Assemble all lines in which the string "document" appears.

........

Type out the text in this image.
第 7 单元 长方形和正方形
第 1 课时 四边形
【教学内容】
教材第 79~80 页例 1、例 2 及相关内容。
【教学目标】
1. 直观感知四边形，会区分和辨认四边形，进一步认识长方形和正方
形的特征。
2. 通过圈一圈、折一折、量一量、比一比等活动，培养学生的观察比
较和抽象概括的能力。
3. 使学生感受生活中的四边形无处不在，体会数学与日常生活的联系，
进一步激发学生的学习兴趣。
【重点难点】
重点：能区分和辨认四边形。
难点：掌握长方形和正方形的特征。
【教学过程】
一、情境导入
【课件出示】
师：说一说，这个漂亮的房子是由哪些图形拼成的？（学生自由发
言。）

........

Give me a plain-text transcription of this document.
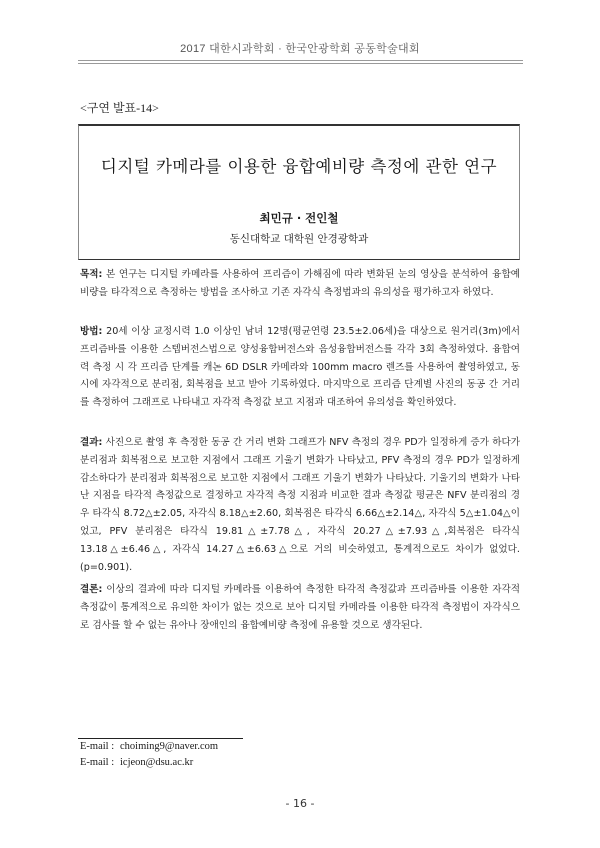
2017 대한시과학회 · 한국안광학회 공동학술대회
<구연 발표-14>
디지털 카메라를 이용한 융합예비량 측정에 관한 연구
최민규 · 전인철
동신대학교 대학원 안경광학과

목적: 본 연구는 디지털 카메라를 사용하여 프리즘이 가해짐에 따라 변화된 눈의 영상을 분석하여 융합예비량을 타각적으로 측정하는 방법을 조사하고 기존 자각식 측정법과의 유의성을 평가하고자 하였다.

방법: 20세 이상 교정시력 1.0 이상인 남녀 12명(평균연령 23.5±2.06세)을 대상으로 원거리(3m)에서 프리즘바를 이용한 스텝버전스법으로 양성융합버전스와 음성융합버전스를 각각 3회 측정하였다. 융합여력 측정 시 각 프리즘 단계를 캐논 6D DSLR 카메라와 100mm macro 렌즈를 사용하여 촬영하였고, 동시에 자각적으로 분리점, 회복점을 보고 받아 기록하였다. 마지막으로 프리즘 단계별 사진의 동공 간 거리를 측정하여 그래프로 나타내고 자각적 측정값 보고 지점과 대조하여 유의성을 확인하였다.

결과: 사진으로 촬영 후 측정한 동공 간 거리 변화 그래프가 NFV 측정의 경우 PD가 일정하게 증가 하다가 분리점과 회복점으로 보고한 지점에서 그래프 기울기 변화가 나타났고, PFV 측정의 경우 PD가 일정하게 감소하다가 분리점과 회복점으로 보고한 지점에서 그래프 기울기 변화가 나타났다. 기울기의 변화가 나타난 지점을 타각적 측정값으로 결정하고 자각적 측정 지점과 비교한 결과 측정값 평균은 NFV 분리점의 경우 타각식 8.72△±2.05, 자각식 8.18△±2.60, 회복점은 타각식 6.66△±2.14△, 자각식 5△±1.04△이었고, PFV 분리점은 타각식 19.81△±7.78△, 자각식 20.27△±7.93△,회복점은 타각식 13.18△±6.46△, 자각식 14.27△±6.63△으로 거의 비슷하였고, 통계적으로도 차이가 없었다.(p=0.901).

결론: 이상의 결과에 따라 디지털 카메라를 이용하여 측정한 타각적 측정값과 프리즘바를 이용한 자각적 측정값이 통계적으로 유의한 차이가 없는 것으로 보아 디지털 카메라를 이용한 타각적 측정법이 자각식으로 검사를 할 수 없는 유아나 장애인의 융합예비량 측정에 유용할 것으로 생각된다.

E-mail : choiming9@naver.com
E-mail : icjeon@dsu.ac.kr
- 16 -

........

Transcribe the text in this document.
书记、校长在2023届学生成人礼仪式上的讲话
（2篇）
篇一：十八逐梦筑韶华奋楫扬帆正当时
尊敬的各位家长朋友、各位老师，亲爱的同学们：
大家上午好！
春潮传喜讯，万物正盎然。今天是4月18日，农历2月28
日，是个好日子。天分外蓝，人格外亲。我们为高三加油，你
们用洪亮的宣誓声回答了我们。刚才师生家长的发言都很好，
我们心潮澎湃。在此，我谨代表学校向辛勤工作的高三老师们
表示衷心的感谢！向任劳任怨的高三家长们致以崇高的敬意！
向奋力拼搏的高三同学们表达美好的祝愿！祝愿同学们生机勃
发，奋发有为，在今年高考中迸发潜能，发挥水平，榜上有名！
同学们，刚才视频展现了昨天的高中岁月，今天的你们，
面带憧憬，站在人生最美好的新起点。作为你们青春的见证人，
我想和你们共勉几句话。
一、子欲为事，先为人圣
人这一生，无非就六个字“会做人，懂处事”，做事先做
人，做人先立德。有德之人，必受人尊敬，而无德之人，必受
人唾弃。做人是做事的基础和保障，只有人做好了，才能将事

........

ANSWER FOR THE TASK
Give me a plain-text transcription of this document.
Transcribe the text in this document.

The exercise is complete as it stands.